#### Records for the task

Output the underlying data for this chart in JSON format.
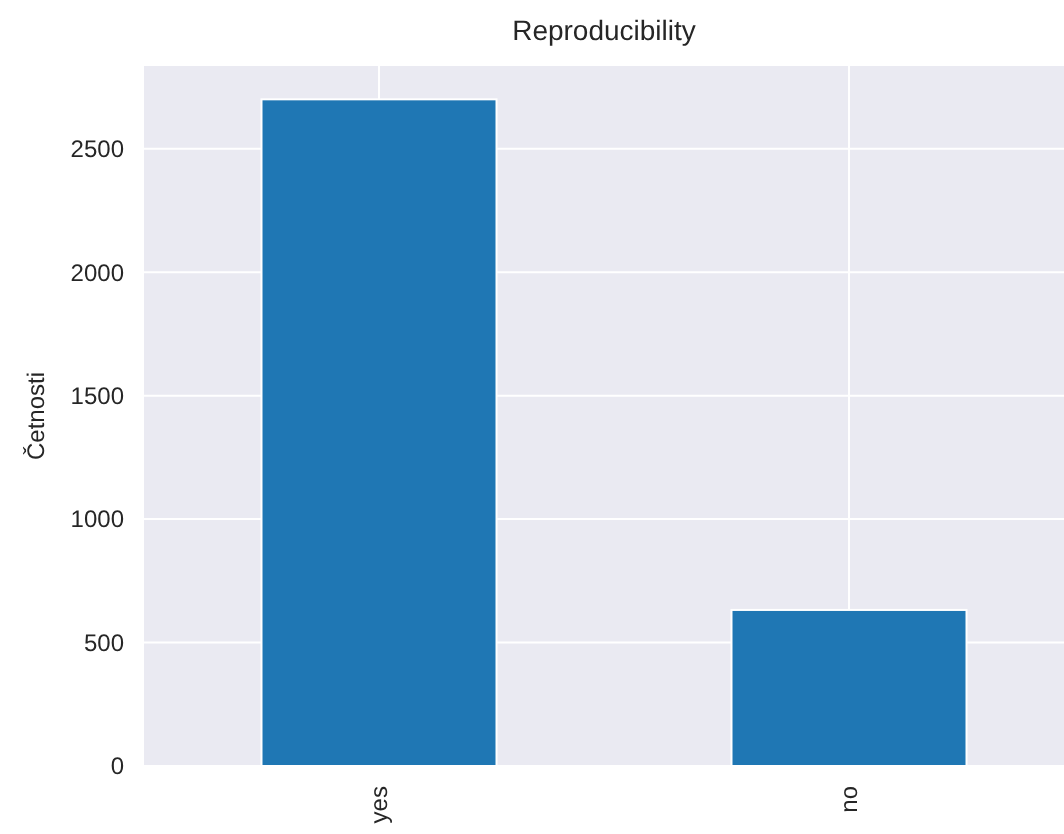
{
  "chart_data": {
    "type": "bar",
    "title": "Reproducibility",
    "ylabel": "Četnosti",
    "categories": [
      "yes",
      "no"
    ],
    "values": [
      2700,
      632
    ],
    "color": "#1f77b4",
    "ylim": [
      0,
      2835
    ],
    "yticks": [
      0,
      500,
      1000,
      1500,
      2000,
      2500
    ],
    "grid": true
  }
}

########

◆ Aim ◆
Copy out each line exactly, without the pictures.

◆ Answer to this problem ◆
Output the underlying data for this chart in JSON format.
{
  "chart_data": {
    "type": "bar",
    "title": "Reproducibility",
    "ylabel": "Četnosti",
    "categories": [
      "yes",
      "no"
    ],
    "values": [
      2700,
      632
    ],
    "color": "#1f77b4",
    "ylim": [
      0,
      2835
    ],
    "yticks": [
      0,
      500,
      1000,
      1500,
      2000,
      2500
    ],
    "grid": true
  }
}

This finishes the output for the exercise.